-- Start of Available data --
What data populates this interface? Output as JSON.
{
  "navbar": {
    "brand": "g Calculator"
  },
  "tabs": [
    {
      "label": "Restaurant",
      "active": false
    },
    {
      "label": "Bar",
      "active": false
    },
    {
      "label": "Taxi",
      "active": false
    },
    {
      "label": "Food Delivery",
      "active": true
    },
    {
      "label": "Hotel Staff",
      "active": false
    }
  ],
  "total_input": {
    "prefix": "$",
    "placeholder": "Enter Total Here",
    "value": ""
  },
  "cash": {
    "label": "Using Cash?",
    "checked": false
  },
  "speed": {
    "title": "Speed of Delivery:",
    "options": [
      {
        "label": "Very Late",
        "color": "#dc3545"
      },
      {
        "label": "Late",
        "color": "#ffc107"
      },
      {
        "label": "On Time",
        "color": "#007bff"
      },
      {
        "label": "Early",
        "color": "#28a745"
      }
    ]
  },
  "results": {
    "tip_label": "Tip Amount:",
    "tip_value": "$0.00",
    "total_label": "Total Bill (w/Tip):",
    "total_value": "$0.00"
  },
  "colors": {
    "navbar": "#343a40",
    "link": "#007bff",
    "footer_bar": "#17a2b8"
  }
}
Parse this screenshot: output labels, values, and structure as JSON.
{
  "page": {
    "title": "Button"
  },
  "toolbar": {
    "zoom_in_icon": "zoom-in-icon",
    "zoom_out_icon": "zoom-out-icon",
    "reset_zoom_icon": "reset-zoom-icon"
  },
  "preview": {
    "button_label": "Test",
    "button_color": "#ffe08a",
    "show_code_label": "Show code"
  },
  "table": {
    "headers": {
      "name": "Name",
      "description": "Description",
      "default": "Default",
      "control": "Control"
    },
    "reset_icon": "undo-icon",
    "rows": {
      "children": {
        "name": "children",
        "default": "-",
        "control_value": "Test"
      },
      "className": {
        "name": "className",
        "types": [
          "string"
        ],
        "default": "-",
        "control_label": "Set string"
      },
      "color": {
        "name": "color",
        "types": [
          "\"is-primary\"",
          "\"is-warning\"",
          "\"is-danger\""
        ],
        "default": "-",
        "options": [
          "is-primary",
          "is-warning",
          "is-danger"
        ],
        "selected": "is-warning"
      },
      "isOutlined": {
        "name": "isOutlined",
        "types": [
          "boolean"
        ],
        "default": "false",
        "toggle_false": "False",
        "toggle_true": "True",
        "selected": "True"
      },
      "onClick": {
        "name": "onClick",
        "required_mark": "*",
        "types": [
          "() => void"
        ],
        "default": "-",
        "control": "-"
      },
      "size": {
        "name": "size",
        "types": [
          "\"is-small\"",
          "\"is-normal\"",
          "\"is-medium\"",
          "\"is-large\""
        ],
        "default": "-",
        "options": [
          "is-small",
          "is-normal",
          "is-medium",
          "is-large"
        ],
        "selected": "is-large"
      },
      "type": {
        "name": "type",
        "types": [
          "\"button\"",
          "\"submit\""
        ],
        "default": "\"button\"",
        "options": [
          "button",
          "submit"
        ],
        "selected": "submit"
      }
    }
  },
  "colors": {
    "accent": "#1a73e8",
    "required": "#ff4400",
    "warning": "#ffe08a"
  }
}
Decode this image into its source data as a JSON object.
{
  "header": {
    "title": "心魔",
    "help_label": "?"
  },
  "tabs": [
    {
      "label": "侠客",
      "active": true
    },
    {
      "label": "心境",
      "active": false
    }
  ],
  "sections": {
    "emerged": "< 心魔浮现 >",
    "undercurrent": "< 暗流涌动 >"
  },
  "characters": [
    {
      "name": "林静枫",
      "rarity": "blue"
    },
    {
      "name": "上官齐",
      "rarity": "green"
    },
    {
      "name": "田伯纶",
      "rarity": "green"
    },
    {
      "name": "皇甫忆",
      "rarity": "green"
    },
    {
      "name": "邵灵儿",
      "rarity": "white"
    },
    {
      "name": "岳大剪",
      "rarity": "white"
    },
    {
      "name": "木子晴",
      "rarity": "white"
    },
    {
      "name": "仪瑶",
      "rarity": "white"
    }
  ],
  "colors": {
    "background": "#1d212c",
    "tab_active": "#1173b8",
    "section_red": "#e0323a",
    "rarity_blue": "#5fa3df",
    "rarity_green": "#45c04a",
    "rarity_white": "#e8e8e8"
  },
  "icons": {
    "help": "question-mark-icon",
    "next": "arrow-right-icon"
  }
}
-- End of Available data --
Transcribe the whole listing with nothing added or left out.

Answer to the task:
What data populates this interface? Output as JSON.
{
  "navbar": {
    "brand": "g Calculator"
  },
  "tabs": [
    {
      "label": "Restaurant",
      "active": false
    },
    {
      "label": "Bar",
      "active": false
    },
    {
      "label": "Taxi",
      "active": false
    },
    {
      "label": "Food Delivery",
      "active": true
    },
    {
      "label": "Hotel Staff",
      "active": false
    }
  ],
  "total_input": {
    "prefix": "$",
    "placeholder": "Enter Total Here",
    "value": ""
  },
  "cash": {
    "label": "Using Cash?",
    "checked": false
  },
  "speed": {
    "title": "Speed of Delivery:",
    "options": [
      {
        "label": "Very Late",
        "color": "#dc3545"
      },
      {
        "label": "Late",
        "color": "#ffc107"
      },
      {
        "label": "On Time",
        "color": "#007bff"
      },
      {
        "label": "Early",
        "color": "#28a745"
      }
    ]
  },
  "results": {
    "tip_label": "Tip Amount:",
    "tip_value": "$0.00",
    "total_label": "Total Bill (w/Tip):",
    "total_value": "$0.00"
  },
  "colors": {
    "navbar": "#343a40",
    "link": "#007bff",
    "footer_bar": "#17a2b8"
  }
}
Parse this screenshot: output labels, values, and structure as JSON.
{
  "page": {
    "title": "Button"
  },
  "toolbar": {
    "zoom_in_icon": "zoom-in-icon",
    "zoom_out_icon": "zoom-out-icon",
    "reset_zoom_icon": "reset-zoom-icon"
  },
  "preview": {
    "button_label": "Test",
    "button_color": "#ffe08a",
    "show_code_label": "Show code"
  },
  "table": {
    "headers": {
      "name": "Name",
      "description": "Description",
      "default": "Default",
      "control": "Control"
    },
    "reset_icon": "undo-icon",
    "rows": {
      "children": {
        "name": "children",
        "default": "-",
        "control_value": "Test"
      },
      "className": {
        "name": "className",
        "types": [
          "string"
        ],
        "default": "-",
        "control_label": "Set string"
      },
      "color": {
        "name": "color",
        "types": [
          "\"is-primary\"",
          "\"is-warning\"",
          "\"is-danger\""
        ],
        "default": "-",
        "options": [
          "is-primary",
          "is-warning",
          "is-danger"
        ],
        "selected": "is-warning"
      },
      "isOutlined": {
        "name": "isOutlined",
        "types": [
          "boolean"
        ],
        "default": "false",
        "toggle_false": "False",
        "toggle_true": "True",
        "selected": "True"
      },
      "onClick": {
        "name": "onClick",
        "required_mark": "*",
        "types": [
          "() => void"
        ],
        "default": "-",
        "control": "-"
      },
      "size": {
        "name": "size",
        "types": [
          "\"is-small\"",
          "\"is-normal\"",
          "\"is-medium\"",
          "\"is-large\""
        ],
        "default": "-",
        "options": [
          "is-small",
          "is-normal",
          "is-medium",
          "is-large"
        ],
        "selected": "is-large"
      },
      "type": {
        "name": "type",
        "types": [
          "\"button\"",
          "\"submit\""
        ],
        "default": "\"button\"",
        "options": [
          "button",
          "submit"
        ],
        "selected": "submit"
      }
    }
  },
  "colors": {
    "accent": "#1a73e8",
    "required": "#ff4400",
    "warning": "#ffe08a"
  }
}
Decode this image into its source data as a JSON object.
{
  "header": {
    "title": "心魔",
    "help_label": "?"
  },
  "tabs": [
    {
      "label": "侠客",
      "active": true
    },
    {
      "label": "心境",
      "active": false
    }
  ],
  "sections": {
    "emerged": "< 心魔浮现 >",
    "undercurrent": "< 暗流涌动 >"
  },
  "characters": [
    {
      "name": "林静枫",
      "rarity": "blue"
    },
    {
      "name": "上官齐",
      "rarity": "green"
    },
    {
      "name": "田伯纶",
      "rarity": "green"
    },
    {
      "name": "皇甫忆",
      "rarity": "green"
    },
    {
      "name": "邵灵儿",
      "rarity": "white"
    },
    {
      "name": "岳大剪",
      "rarity": "white"
    },
    {
      "name": "木子晴",
      "rarity": "white"
    },
    {
      "name": "仪瑶",
      "rarity": "white"
    }
  ],
  "colors": {
    "background": "#1d212c",
    "tab_active": "#1173b8",
    "section_red": "#e0323a",
    "rarity_blue": "#5fa3df",
    "rarity_green": "#45c04a",
    "rarity_white": "#e8e8e8"
  },
  "icons": {
    "help": "question-mark-icon",
    "next": "arrow-right-icon"
  }
}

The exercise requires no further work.